_YOUR OBJECTIVE_: Find every line of the listing below where "meditate" appears, and copy it.

_DATASET EXTRACT_:

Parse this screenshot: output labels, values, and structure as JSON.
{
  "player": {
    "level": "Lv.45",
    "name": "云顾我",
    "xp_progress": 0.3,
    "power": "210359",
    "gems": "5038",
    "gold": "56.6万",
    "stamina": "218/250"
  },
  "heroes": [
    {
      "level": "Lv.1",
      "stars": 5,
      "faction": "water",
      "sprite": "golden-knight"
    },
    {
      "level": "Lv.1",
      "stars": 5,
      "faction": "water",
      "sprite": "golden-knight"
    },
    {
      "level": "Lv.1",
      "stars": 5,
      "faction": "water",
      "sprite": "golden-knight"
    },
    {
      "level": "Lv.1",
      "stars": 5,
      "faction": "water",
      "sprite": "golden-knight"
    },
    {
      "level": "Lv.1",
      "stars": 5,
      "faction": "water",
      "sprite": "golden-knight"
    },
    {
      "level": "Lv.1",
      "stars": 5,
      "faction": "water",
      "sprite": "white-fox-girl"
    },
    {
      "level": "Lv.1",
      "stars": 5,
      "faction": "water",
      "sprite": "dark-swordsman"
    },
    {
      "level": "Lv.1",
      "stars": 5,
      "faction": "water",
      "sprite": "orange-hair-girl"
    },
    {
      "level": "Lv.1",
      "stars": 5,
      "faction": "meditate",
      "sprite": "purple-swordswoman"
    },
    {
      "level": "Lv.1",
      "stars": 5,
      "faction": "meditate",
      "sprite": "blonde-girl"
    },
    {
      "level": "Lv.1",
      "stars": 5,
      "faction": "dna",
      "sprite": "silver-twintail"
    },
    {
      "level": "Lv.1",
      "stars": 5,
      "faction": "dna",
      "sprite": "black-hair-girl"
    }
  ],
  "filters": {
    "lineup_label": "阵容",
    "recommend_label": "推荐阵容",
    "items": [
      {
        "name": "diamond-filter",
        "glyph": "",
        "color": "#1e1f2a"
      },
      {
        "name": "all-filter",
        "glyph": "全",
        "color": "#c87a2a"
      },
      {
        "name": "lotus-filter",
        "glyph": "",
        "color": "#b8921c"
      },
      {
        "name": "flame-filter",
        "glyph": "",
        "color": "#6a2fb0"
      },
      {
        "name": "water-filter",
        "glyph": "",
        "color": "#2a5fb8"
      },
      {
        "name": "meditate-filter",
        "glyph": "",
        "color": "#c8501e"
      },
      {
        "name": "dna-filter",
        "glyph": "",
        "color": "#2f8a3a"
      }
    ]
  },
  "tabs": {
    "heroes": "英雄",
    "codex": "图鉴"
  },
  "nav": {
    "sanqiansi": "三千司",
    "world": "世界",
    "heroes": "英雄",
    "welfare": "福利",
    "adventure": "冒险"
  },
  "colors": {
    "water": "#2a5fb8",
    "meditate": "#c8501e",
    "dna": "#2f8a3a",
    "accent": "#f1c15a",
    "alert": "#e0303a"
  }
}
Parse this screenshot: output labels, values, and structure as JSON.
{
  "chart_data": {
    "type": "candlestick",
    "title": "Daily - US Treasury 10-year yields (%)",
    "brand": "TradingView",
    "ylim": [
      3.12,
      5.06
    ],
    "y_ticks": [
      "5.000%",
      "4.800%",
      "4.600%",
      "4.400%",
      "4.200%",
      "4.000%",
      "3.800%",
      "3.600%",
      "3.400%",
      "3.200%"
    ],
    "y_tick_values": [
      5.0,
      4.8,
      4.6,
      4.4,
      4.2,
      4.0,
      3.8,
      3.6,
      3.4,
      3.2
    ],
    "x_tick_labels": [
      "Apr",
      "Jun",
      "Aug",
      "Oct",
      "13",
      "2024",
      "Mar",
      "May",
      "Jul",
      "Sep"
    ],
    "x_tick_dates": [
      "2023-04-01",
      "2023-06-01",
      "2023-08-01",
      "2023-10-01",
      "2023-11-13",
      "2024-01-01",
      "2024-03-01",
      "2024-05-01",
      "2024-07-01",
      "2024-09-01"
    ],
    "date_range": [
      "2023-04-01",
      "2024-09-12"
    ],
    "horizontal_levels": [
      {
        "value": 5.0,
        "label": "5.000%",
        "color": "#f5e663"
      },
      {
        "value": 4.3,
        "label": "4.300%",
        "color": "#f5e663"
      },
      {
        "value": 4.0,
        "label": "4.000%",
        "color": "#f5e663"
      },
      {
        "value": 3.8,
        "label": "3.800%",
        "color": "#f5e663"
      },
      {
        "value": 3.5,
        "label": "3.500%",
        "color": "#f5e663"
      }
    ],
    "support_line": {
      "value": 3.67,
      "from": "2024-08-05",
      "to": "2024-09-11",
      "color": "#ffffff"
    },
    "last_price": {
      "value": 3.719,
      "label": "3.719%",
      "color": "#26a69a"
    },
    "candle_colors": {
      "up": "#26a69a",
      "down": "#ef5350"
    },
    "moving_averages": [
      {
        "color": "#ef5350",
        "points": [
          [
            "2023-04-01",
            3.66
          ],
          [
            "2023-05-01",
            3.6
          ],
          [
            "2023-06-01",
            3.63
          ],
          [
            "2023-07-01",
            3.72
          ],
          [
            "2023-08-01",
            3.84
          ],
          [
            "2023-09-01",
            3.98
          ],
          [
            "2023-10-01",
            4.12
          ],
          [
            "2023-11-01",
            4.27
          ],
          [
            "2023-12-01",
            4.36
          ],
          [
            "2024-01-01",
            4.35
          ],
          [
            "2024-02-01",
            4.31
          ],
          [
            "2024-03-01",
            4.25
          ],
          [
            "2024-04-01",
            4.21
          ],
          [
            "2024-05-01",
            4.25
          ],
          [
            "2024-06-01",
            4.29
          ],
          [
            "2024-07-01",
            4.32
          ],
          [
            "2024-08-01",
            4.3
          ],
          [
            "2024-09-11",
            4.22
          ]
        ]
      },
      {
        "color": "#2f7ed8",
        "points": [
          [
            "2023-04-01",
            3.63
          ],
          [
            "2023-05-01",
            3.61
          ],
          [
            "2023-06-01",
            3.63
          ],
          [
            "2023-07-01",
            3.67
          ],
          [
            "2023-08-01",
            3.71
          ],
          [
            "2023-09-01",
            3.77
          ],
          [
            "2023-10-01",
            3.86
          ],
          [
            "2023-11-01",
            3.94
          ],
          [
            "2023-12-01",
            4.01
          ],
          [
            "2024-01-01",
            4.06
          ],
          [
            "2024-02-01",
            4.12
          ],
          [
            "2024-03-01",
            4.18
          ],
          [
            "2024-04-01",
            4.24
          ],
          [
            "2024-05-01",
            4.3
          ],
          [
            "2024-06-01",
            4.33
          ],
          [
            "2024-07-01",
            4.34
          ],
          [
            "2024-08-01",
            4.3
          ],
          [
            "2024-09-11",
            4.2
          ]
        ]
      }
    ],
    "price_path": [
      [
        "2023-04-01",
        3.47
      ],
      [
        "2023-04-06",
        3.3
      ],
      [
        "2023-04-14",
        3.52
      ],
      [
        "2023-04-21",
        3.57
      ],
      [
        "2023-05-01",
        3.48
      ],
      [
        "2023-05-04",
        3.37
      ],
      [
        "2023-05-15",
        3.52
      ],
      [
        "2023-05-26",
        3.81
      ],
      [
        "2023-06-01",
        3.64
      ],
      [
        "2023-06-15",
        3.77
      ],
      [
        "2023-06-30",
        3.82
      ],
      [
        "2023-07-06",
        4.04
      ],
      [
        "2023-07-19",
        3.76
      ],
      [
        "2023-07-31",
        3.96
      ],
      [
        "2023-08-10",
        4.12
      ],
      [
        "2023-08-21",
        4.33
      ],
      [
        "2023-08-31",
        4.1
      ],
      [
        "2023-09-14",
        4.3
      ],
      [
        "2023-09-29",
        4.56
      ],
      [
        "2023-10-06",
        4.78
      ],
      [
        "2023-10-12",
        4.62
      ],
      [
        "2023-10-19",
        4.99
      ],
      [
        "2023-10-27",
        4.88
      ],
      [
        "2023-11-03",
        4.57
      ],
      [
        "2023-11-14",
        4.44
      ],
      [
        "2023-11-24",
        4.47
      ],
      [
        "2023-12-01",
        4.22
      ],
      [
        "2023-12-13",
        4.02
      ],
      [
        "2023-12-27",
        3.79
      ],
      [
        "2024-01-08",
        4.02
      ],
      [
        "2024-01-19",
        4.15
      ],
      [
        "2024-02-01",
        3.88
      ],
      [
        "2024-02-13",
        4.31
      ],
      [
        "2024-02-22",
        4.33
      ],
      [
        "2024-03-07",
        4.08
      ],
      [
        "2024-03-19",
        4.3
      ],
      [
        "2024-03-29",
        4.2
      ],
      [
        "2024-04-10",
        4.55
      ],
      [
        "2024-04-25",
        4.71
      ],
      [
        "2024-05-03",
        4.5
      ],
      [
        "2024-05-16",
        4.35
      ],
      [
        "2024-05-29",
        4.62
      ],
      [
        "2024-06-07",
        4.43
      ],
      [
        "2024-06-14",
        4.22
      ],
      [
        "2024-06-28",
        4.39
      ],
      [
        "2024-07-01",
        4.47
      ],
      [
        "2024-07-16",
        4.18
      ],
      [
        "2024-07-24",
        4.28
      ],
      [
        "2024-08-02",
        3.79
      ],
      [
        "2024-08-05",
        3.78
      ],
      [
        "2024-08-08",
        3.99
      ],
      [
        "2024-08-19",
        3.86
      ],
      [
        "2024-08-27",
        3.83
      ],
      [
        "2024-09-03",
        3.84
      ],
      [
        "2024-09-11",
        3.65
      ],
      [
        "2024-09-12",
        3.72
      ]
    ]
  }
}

_FINAL ANSWER_:
      "faction": "meditate",
      "faction": "meditate",
        "name": "meditate-filter",
    "meditate": "#c8501e",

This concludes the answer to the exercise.